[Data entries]
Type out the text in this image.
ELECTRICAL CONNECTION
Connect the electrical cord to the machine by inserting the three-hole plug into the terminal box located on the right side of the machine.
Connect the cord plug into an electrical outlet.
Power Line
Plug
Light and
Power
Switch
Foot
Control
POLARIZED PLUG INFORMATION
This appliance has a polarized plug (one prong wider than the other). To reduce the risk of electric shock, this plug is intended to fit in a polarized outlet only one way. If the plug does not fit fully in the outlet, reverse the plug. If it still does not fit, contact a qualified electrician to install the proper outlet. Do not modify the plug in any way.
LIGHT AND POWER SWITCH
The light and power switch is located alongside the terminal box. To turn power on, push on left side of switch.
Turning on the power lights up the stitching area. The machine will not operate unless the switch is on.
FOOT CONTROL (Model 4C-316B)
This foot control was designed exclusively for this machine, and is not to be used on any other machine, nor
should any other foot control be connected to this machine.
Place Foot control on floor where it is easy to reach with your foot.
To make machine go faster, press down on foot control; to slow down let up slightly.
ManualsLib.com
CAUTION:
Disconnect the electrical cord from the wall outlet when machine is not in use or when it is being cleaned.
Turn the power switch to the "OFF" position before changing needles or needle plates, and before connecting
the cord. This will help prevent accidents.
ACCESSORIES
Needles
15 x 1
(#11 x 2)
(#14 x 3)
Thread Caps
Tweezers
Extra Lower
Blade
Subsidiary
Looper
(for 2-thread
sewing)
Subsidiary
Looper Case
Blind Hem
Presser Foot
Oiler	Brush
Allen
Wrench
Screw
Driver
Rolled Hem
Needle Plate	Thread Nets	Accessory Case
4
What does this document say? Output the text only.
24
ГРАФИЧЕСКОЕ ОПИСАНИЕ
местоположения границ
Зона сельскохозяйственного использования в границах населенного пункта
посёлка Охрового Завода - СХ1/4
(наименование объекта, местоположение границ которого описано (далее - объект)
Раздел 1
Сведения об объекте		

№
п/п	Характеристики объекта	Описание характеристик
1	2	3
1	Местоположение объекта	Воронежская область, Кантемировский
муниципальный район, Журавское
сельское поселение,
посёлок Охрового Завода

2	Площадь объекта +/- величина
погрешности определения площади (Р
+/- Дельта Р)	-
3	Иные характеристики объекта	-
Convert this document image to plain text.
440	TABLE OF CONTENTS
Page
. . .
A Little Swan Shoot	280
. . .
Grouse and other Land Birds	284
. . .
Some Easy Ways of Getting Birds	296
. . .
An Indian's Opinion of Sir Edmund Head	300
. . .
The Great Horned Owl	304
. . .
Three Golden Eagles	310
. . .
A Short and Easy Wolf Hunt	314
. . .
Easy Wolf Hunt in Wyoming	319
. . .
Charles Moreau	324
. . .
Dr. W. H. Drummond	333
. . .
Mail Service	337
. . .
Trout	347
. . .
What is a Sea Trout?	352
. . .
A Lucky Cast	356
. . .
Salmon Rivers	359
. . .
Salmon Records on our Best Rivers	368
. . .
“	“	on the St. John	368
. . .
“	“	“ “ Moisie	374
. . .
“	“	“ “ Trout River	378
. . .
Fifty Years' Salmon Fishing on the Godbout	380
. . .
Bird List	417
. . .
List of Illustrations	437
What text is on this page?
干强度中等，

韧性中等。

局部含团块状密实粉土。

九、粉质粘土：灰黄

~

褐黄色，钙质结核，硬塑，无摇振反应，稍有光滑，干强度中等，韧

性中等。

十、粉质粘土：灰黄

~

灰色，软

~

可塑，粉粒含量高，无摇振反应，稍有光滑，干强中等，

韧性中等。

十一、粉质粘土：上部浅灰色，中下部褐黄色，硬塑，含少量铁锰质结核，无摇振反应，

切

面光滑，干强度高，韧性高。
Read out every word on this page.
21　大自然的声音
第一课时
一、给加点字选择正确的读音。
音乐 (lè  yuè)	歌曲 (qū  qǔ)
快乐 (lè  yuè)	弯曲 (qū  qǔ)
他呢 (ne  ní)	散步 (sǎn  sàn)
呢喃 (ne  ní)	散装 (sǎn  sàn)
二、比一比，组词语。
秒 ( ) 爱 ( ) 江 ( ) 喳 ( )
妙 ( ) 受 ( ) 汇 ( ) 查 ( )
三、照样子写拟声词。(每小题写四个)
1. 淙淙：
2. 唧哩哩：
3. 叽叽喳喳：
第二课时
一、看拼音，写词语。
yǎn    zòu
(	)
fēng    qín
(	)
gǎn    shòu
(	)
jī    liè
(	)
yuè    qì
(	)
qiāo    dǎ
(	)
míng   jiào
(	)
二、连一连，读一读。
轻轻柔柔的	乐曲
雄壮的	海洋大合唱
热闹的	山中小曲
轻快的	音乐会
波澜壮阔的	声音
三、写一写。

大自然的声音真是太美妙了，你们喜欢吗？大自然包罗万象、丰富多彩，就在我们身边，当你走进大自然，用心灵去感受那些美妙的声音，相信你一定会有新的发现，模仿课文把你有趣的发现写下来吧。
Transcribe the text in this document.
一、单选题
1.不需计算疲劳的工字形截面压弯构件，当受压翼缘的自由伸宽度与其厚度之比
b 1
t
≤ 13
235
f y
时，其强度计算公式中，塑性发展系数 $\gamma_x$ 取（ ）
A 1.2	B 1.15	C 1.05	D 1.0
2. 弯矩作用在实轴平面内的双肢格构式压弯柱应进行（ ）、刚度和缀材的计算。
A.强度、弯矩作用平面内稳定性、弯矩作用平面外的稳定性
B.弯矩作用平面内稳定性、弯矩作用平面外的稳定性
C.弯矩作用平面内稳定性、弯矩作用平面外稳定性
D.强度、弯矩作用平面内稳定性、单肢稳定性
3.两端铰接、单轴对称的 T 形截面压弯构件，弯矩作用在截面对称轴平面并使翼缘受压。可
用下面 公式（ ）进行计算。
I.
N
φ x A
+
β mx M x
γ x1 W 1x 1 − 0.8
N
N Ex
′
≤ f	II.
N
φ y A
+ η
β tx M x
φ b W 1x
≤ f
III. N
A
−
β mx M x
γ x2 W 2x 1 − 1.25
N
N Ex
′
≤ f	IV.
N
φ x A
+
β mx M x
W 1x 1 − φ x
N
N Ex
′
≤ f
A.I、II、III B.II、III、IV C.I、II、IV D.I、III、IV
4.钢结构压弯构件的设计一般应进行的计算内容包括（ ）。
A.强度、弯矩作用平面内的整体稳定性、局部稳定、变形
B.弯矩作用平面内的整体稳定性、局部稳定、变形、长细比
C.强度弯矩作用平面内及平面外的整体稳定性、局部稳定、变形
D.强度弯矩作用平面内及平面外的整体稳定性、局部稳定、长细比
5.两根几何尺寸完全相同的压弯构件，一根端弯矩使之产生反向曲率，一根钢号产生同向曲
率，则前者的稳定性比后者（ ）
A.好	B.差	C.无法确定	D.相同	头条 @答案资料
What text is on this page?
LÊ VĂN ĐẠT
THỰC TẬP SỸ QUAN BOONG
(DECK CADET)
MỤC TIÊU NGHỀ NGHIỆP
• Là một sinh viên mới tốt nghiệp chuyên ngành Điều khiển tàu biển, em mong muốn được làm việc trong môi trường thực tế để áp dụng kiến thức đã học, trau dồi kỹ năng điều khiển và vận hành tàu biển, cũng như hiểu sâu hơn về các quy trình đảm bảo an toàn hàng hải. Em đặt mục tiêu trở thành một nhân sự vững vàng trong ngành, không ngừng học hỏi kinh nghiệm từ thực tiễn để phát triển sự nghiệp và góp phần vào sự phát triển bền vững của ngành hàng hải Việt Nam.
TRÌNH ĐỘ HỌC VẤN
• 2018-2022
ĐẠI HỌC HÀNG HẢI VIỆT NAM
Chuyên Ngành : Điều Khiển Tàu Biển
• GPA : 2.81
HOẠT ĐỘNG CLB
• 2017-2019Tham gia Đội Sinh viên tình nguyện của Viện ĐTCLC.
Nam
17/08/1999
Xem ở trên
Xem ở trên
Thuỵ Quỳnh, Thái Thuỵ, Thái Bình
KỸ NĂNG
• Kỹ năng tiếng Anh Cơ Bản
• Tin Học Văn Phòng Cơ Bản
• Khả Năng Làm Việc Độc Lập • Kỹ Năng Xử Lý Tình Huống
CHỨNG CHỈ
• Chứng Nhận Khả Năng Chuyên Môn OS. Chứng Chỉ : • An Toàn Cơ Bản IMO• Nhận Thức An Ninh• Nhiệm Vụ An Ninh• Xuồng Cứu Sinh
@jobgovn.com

**TO BE DONE**. Identify the lines above that contain the word "image", then copy them.

**ANSWER IN FULL**.
Type out the text in this image.
Convert this document image to plain text.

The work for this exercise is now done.